== JOB ==
Report only the number of lines that hold the word "JSON".

(Records from a dataset)
▬▬▬
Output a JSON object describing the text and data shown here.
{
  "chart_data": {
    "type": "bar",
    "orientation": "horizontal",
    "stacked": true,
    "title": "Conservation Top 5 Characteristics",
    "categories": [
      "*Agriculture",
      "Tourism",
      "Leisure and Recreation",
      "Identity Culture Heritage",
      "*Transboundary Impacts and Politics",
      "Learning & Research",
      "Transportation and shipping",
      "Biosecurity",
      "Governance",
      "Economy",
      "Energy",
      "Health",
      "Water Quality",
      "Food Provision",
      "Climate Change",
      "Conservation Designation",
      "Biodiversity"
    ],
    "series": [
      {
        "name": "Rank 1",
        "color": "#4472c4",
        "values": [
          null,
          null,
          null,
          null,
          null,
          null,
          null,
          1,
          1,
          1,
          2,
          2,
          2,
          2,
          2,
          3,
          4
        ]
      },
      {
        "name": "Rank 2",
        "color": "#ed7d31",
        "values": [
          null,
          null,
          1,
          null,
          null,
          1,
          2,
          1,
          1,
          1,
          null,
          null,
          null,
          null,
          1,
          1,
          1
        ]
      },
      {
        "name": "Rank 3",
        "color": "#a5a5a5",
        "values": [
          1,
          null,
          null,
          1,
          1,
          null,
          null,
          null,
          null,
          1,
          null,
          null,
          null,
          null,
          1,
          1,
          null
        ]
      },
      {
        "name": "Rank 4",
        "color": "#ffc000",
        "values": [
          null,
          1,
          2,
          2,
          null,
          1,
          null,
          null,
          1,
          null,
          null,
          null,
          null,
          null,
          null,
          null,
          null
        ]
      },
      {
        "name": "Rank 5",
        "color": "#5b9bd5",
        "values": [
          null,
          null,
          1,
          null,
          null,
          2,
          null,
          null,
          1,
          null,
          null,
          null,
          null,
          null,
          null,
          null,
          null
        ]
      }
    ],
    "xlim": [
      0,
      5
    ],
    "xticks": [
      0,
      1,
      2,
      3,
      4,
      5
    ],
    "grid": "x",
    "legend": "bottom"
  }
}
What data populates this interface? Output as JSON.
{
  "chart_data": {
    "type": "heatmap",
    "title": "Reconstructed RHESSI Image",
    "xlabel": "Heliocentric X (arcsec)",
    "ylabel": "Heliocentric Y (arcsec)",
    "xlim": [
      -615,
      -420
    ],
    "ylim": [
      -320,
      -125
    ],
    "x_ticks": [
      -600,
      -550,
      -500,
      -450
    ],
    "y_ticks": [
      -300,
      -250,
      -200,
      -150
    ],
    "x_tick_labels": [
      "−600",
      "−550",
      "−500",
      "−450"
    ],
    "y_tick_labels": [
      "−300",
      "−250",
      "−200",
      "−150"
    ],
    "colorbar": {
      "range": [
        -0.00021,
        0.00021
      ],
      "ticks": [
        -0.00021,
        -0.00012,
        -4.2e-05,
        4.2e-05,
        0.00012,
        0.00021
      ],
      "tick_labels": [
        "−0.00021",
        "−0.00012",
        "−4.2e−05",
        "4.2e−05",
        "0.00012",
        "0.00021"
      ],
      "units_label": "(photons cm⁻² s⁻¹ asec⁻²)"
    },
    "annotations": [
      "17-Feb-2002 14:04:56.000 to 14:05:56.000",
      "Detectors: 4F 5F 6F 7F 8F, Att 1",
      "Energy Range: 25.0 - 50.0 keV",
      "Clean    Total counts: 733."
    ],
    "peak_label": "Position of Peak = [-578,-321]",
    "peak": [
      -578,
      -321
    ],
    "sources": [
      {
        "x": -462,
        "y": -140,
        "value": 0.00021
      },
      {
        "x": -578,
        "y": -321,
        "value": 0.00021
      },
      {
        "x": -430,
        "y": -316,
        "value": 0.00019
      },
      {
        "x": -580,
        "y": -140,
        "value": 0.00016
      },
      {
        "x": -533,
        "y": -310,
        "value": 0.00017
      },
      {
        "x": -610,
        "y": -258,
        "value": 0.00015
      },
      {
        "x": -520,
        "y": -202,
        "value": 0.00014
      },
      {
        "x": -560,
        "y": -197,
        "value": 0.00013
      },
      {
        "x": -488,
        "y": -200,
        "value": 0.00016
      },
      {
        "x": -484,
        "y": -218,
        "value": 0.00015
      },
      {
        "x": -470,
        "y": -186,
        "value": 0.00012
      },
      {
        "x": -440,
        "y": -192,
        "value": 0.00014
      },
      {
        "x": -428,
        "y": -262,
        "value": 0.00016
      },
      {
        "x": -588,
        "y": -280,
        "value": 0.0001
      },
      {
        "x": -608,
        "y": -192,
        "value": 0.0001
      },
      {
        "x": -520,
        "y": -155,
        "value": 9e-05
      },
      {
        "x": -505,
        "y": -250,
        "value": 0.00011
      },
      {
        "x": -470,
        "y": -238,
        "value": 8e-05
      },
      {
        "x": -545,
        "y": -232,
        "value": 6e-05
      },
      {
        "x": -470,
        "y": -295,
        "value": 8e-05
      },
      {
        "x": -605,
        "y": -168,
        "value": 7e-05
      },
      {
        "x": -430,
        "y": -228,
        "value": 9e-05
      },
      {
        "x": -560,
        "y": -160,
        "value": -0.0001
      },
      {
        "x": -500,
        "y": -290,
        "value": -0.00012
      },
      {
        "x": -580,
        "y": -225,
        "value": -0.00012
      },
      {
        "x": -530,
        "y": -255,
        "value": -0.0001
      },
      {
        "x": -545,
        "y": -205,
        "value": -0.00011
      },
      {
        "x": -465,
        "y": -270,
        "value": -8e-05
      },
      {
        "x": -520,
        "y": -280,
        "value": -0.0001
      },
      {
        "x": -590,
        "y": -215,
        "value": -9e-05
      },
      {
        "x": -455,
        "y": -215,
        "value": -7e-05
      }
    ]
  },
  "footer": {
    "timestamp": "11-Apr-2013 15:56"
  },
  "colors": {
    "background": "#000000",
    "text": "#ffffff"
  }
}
▬▬▬
== REPLY TO THE TASK ==
2